BEGIN Text excerpt
That is not to say that optimizations should be ignored. There are plenty of optimizations that rarely obstruct the higher-priority goals. These range from the small, such as passing by const reference instead of by value, to the large, such as choosing the logarithmic algorithm instead of the exponential one. However, the optimizations that do interfere with the other goals should be postponed until after your code is reasonably complete and functioning correctly. At that point, a profiler should be used to determine where the bottlenecks actually are. Those bottlenecks are the only places where other goals should yield to optimizations, and only if the profiler confirms that the optimizations achieved their goals.
For the question being asked, this means that the main concern should not be computational expense, but encapsulation. Why should the caller of func() need to allocate space for func() to work with? It should not, unless a profiler identified this as a performance bottleneck. And if a profiler did that, it would be much easier (and more reliable!) to ask the profiler if the change helps than to ask Stack Overflow.
Why?
I can think of two major reasons to de-prioritize optimizations. First, the "sniff test" is unreliable. While there might be a few people who can identify bottlenecks by looking at code, there are many, many more who merely think they can. Second, that's why we have optimizing compilers. It is not unheard of for someone to come up with this super-clever optimization trick only to discover that the compiler was already doing it. Keep your code clean and let the compiler handle the routine optimizations. Only step in when the task demonstrably exceeds the compiler's capabilities.
END Text excerpt
Answer from the optimization text:
(a) What small optimization does it give as an example?
(b) What should be used to find where the bottlenecks actually are?
(c) What is the first reason it gives for de-prioritizing optimizations?
The lines after this text are separate material.
BEGIN Data supplied
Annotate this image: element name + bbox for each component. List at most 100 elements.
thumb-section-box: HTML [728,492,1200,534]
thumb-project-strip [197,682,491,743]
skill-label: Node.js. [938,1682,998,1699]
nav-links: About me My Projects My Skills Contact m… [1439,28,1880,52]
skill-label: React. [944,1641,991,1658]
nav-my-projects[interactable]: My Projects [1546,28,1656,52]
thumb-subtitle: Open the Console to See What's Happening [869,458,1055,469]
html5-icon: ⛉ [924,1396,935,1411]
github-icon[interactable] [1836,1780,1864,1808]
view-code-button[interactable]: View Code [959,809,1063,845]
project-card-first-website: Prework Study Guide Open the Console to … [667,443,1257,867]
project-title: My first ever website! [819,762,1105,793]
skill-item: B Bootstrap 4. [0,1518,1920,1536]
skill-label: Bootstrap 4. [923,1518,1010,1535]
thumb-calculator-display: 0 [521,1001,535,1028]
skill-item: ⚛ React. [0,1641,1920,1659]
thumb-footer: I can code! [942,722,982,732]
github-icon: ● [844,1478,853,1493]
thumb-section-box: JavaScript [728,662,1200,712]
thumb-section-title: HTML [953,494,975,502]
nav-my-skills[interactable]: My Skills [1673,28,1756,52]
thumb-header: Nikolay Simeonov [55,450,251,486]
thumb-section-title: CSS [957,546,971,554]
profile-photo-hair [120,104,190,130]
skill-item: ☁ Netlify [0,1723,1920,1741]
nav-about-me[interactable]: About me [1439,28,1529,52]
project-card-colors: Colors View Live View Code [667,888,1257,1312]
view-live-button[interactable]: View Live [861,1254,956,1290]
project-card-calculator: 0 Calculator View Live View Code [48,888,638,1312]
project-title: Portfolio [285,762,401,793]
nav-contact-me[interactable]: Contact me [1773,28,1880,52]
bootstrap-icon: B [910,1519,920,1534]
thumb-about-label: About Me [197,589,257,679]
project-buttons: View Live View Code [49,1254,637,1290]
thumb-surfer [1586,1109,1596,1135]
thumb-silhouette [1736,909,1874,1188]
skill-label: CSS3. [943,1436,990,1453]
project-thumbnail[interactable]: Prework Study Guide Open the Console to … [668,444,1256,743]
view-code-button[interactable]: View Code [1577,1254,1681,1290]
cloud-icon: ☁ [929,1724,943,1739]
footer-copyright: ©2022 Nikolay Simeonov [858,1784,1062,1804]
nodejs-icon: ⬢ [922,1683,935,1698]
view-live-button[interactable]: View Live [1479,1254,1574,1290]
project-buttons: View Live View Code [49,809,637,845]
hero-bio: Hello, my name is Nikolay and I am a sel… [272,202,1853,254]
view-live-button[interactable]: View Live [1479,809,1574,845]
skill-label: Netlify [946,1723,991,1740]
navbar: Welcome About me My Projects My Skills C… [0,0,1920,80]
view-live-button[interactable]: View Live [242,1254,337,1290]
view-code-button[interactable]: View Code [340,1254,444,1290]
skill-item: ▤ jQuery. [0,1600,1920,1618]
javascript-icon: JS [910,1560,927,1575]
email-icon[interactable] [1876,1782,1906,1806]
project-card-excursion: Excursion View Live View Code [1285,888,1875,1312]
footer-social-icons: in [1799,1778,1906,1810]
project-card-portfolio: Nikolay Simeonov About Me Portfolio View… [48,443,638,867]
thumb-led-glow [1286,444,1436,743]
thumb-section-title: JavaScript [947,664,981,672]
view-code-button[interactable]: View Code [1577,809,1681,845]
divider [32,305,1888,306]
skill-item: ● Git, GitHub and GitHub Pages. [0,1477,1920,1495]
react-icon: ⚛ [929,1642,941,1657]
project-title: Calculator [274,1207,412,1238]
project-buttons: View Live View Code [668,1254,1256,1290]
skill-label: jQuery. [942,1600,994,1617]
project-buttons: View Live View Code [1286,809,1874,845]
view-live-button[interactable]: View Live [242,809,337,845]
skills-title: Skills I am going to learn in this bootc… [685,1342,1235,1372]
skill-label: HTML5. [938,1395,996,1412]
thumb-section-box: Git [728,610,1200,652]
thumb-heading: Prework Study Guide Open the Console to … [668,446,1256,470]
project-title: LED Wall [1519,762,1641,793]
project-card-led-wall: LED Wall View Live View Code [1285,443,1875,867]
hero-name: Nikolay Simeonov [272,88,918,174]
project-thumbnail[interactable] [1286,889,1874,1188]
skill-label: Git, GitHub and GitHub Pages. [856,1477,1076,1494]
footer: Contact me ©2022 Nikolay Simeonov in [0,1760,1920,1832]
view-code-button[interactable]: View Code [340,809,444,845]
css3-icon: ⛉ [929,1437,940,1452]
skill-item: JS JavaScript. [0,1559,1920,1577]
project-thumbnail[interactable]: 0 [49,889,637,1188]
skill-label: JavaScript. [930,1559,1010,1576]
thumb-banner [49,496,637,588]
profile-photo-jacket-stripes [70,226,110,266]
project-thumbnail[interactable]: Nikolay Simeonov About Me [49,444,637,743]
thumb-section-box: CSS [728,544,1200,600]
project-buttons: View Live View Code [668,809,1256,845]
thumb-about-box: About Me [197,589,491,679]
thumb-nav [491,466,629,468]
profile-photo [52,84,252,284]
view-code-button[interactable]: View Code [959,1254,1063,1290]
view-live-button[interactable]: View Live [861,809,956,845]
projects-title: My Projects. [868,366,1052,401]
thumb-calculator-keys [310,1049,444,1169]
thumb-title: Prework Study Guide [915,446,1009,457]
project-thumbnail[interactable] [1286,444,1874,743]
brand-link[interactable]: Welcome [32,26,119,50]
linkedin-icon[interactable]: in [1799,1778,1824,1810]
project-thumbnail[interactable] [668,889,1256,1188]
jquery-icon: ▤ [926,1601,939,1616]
END Data supplied
▶ **Full response**:
(a) Passing by const reference instead of by value.
(b) A profiler.
(c) The "sniff test" is unreliable.